# Items
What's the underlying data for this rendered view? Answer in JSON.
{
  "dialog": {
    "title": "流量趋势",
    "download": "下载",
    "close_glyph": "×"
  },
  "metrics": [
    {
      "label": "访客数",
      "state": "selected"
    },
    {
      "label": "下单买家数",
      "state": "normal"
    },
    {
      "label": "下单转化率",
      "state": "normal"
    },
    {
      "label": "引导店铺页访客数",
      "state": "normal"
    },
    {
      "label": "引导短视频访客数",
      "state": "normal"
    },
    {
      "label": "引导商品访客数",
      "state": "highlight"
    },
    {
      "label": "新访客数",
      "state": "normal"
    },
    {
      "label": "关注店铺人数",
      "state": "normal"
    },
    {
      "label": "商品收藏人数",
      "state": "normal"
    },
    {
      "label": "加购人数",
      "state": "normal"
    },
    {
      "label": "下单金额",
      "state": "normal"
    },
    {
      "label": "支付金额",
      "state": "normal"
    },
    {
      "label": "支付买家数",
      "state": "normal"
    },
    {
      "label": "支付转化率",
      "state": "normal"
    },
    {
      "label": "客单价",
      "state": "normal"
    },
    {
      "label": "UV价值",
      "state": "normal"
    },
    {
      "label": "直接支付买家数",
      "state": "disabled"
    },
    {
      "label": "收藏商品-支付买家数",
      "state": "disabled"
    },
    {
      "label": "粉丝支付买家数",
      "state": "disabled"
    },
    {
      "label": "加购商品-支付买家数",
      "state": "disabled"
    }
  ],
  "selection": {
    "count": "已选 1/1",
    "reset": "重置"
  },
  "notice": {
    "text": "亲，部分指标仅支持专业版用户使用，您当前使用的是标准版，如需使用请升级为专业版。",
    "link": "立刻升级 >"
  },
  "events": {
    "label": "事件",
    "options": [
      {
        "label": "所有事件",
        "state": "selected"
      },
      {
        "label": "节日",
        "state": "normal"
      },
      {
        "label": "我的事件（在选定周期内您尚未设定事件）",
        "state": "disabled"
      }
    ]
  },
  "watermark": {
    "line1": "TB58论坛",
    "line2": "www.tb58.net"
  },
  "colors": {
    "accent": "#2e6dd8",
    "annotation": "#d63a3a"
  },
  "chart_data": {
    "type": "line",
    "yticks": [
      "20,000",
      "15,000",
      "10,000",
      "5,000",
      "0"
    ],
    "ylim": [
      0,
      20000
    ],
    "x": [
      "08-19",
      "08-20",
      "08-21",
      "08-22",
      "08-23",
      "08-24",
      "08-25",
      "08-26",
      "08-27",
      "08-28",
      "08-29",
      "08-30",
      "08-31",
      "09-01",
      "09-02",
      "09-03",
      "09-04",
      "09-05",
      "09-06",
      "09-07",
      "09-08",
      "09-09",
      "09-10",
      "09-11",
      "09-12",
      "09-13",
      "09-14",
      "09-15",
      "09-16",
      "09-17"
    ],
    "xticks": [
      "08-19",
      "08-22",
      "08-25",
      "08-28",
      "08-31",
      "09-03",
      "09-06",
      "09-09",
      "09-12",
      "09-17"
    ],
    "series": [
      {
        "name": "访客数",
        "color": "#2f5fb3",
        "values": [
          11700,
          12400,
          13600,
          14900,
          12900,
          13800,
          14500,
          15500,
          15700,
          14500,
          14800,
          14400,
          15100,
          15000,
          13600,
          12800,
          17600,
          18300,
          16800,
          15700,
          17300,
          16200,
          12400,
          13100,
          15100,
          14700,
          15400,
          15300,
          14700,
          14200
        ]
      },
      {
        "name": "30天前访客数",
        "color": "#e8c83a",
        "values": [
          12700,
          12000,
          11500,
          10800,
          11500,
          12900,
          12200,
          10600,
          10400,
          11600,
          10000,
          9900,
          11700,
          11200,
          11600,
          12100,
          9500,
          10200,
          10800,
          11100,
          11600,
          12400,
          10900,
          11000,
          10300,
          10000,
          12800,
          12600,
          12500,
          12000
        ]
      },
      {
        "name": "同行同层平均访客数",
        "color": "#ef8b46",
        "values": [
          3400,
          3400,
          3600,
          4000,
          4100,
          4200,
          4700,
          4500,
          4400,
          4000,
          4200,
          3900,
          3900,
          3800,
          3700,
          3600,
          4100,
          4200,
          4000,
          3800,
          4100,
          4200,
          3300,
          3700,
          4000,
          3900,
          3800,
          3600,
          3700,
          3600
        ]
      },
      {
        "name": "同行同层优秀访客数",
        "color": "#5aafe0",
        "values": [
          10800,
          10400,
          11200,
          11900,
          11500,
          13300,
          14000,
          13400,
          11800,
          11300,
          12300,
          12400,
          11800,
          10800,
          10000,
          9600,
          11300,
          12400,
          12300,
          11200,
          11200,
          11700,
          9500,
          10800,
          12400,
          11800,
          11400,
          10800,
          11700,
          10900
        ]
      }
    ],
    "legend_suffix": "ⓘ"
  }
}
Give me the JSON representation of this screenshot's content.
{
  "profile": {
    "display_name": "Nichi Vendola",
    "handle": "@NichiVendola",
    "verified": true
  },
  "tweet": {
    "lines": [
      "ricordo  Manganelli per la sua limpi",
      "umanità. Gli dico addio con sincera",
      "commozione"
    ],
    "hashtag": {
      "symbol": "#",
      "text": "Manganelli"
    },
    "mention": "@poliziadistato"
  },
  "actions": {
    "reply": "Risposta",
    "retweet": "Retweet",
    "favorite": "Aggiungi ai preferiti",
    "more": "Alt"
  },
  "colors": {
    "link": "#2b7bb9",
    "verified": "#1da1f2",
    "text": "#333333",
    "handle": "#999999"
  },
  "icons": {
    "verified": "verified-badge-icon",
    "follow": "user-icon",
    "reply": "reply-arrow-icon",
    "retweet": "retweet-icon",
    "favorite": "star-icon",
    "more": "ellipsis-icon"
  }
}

# Task goal
Make a copy of each line that contains the string "verified".

# Exercise response
    "verified": true
    "verified": "#1da1f2",
    "verified": "verified-badge-icon",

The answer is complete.